Selected text »
============
Earlier this year, it also trademarked the name ‘GR GT’, creating rumours that this might be the car’s name, but Lexus LFR now seems the more likely candidate. Oh, and if you really want to believe the hype, a ‘GR GT3’ was one of the various models hinted at by Toyota’s in-house anime series.
In summer 2024, a wingless version of the GR GT3 prototype was spotted running around Fuji Speedway, prompting suggestions that this was the road car. Some rumours suggest that the production version’s V8 will have some hybrid assistance.
Then, in autumn 2024, another possible roadgoing prototype – this time sporting a wing – was seen by Carscoops at the Nürburgring. It apparently clocked the car moving off silently from standstill, adding further fuel to the rumours that the road car will be a hybrid.
Japanese outlet Best Car has further reaffirmed this, suggesting that the LFR will use a 4.0-litre twin-turbo V8 paired with a version of Lexus’ Multi-Stage Hybrid system, for a total output of around 888bhp.
Confirmation of a hybrid powertrain effectively came in September 2024, when an LFR prototype was seen running around the Nürburgring during one of the track’s ‘Industry Pool’ test days. In its rear windscreen was a little yellow sticker, something that electrified prototypes are required are required to display when running at the ’Ring. It’ll likely only be the road car that gets an electrified powertrain, as hybrids aren’t allowed in GT3 racing.
============
Material shown »
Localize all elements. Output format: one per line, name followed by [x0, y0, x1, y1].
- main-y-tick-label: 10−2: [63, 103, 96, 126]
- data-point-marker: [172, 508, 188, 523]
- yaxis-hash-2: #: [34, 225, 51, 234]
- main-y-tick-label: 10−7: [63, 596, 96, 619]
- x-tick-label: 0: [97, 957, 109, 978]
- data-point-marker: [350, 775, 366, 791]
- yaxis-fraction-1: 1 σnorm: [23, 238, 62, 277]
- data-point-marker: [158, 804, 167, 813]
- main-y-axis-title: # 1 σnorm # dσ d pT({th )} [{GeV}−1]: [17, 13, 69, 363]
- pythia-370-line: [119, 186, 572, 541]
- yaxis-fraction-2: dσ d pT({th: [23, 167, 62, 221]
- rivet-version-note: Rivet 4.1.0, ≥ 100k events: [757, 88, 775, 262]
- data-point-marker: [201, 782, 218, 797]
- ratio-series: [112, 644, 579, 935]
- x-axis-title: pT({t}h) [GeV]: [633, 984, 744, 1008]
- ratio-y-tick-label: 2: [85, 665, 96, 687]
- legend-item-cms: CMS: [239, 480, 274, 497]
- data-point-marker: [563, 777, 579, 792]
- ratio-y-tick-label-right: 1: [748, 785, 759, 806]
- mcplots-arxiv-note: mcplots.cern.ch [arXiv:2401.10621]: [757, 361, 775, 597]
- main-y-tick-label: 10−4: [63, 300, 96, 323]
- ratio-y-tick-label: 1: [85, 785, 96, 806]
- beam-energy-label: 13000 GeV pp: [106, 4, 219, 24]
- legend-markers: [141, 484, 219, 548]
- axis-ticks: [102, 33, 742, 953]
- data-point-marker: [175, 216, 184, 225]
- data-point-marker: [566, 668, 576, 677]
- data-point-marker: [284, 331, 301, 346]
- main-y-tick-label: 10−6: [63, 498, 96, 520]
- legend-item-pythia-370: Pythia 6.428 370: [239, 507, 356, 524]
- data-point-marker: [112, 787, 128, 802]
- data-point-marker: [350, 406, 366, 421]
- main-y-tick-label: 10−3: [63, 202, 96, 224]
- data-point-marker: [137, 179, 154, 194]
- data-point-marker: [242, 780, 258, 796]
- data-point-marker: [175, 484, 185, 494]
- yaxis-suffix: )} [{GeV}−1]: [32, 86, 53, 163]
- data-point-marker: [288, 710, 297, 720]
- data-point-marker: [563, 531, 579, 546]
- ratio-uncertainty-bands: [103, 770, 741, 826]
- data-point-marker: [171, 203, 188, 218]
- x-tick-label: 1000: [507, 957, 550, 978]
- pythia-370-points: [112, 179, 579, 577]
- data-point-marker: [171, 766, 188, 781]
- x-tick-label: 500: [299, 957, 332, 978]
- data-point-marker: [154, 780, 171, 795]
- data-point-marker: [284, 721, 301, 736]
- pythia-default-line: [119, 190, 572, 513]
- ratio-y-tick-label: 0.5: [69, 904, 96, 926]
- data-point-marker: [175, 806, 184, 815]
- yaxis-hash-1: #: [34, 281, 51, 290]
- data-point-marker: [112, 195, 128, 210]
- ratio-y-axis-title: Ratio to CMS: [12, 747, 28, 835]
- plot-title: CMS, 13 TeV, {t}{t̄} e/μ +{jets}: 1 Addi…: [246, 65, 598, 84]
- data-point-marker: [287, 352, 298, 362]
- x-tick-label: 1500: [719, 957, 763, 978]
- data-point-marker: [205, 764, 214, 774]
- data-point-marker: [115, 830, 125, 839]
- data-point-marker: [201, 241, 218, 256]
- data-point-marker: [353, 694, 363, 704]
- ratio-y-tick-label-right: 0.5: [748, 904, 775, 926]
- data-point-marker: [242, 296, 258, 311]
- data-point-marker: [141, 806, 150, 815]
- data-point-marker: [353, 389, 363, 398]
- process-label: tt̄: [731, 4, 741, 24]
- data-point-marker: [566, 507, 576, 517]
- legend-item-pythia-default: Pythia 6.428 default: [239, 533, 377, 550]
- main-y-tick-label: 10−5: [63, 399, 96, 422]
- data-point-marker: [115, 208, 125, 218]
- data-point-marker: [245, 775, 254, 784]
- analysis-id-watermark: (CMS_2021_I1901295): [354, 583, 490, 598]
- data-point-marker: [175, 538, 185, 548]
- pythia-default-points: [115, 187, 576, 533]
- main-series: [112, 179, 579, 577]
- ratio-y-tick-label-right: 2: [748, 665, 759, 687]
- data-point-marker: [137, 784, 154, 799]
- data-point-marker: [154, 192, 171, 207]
============
Required tasks »
a) From the text about the Lexus LFR, list each prototype sighting it reports, giving the time and the place for each.
b) Please explain why, according to the text about the Lexus LFR, the yellow sticker on the prototype's rear windscreen effectively confirmed a hybrid powertrain.

Task-by-task outputs »
a)
- Summer 2024, Fuji Speedway
- Autumn 2024, the Nürburgring
- September 2024, the Nürburgring

b) Electrified prototypes are required to display a little yellow sticker when running at the Nürburgring. The LFR prototype seen during an "Industry Pool" test day in September 2024 carried one in its rear windscreen, which marked it as electrified.